**Short problem:**
Below is a listing. Gather each line of it that contains "settings".
----- Data rows
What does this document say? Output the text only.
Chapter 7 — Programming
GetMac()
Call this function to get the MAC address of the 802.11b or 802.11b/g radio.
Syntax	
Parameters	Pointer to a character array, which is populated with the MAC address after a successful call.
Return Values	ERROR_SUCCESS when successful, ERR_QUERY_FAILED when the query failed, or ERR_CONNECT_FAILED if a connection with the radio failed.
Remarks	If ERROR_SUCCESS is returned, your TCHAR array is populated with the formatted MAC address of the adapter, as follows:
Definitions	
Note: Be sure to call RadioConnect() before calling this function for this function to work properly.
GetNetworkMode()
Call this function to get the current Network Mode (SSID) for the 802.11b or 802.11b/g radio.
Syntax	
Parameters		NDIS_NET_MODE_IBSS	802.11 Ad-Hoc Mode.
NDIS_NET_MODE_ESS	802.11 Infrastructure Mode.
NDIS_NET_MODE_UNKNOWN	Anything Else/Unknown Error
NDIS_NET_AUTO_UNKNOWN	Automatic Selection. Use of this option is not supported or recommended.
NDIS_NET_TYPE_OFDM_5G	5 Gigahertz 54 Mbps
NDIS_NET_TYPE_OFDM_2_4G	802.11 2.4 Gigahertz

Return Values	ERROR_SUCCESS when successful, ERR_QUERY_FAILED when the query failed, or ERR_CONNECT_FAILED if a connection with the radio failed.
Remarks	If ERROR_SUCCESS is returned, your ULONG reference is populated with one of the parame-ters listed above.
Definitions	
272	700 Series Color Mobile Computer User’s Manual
----------
----- Data rows
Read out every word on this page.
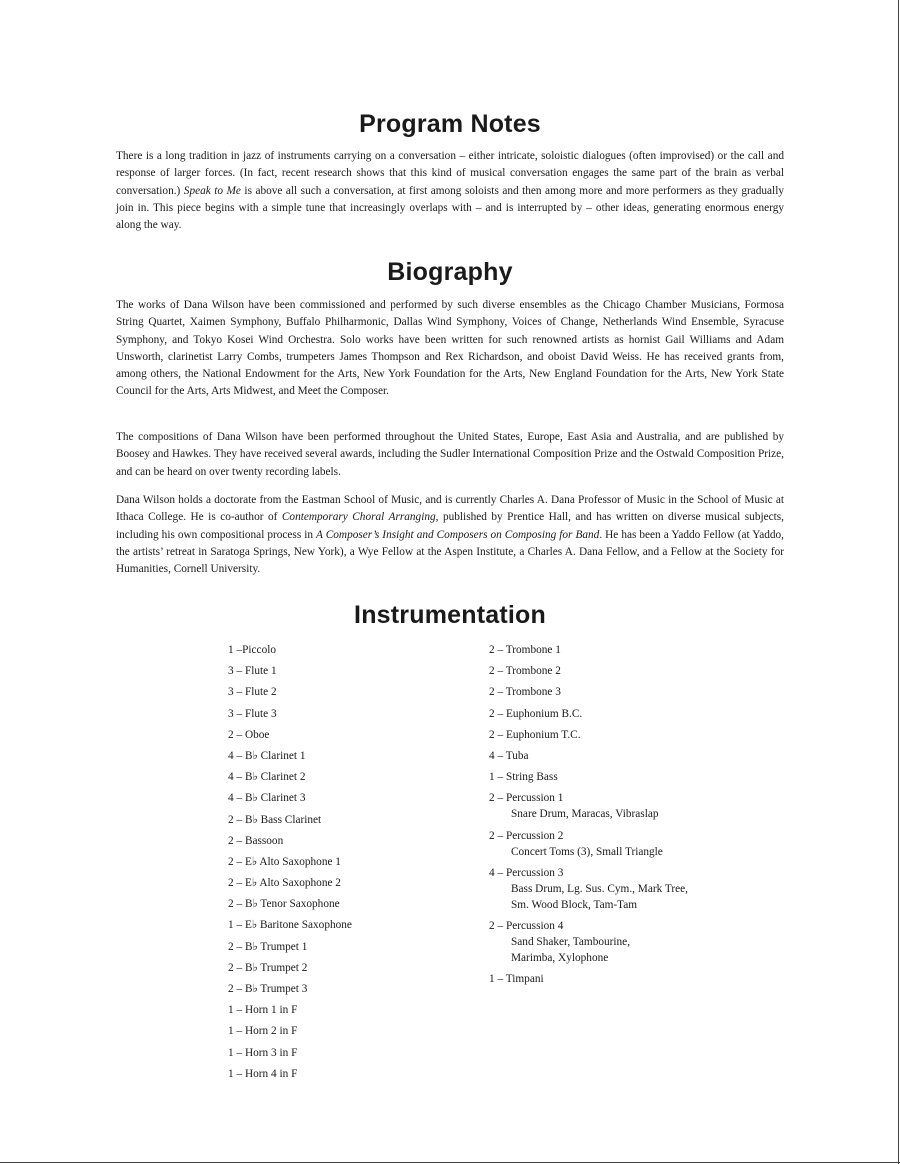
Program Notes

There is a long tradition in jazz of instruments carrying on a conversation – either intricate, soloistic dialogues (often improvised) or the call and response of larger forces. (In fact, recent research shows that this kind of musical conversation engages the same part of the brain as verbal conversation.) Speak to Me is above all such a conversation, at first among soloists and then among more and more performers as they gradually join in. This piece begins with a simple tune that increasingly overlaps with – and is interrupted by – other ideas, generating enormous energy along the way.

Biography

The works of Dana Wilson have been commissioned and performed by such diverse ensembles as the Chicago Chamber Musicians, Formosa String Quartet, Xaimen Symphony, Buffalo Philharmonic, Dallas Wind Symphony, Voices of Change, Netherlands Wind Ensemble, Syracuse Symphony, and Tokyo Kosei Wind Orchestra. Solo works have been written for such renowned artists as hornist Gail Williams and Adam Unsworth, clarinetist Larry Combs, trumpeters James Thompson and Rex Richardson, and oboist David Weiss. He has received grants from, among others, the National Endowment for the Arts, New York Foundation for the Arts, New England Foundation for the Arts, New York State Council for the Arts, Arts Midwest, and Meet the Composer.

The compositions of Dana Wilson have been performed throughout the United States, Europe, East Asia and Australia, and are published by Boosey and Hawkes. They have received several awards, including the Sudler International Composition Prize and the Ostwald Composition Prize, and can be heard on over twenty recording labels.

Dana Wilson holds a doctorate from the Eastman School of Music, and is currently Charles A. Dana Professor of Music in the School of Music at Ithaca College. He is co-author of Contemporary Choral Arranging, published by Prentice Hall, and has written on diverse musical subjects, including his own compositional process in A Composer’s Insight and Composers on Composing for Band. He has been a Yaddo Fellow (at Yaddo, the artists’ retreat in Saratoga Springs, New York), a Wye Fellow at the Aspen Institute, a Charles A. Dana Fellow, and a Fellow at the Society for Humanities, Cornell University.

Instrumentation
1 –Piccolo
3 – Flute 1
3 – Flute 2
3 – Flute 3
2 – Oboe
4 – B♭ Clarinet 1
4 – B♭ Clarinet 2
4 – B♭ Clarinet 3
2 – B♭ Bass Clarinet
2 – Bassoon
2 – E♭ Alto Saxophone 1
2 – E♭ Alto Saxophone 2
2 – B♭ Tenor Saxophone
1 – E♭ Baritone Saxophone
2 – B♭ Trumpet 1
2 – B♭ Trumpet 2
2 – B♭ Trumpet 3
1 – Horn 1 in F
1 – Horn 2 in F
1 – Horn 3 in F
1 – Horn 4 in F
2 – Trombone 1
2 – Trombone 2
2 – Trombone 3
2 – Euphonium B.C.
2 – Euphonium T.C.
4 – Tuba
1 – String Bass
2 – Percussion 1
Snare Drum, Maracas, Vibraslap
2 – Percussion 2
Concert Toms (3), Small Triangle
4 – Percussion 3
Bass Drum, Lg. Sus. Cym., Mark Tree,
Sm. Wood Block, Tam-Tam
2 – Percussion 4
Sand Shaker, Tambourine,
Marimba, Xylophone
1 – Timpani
----------
----- Data rows
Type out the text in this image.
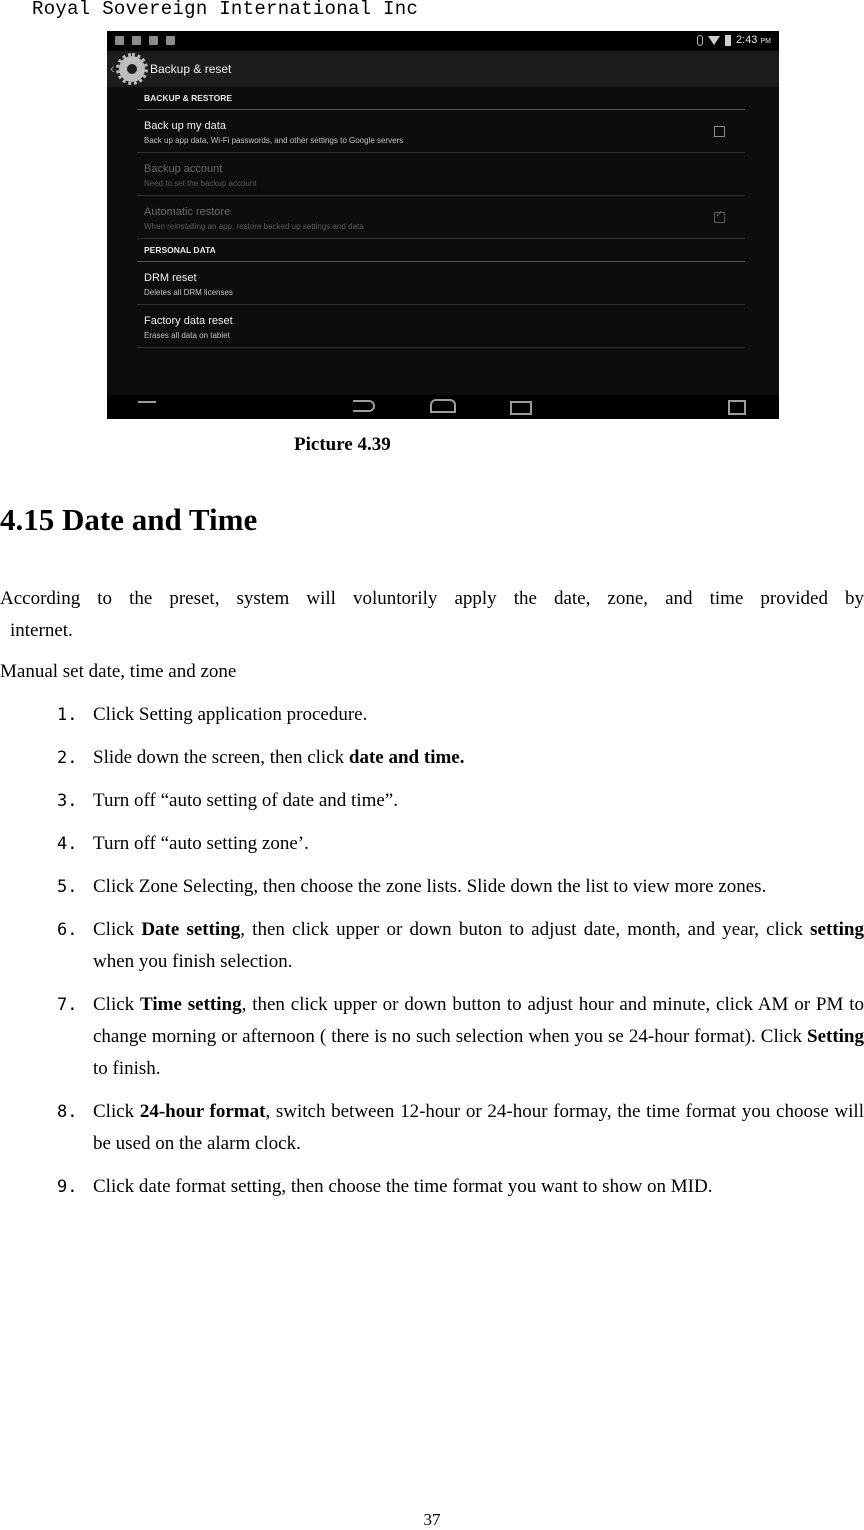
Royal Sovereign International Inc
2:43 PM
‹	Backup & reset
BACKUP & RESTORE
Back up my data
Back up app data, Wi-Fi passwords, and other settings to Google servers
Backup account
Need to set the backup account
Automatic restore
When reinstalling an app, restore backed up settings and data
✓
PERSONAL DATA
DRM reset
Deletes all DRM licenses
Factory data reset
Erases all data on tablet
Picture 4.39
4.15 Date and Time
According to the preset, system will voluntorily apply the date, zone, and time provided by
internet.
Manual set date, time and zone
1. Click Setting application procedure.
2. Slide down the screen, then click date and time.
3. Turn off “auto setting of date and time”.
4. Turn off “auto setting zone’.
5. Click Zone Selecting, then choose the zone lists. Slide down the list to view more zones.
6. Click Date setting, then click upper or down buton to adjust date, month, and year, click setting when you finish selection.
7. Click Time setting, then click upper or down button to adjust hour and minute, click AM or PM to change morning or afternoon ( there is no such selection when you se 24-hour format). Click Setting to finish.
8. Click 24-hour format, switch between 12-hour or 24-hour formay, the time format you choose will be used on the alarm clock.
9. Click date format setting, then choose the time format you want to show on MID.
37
----------
**Answer to this problem:**
Back up app data, Wi-Fi passwords, and other settings to Google servers
When reinstalling an app, restore backed up settings and data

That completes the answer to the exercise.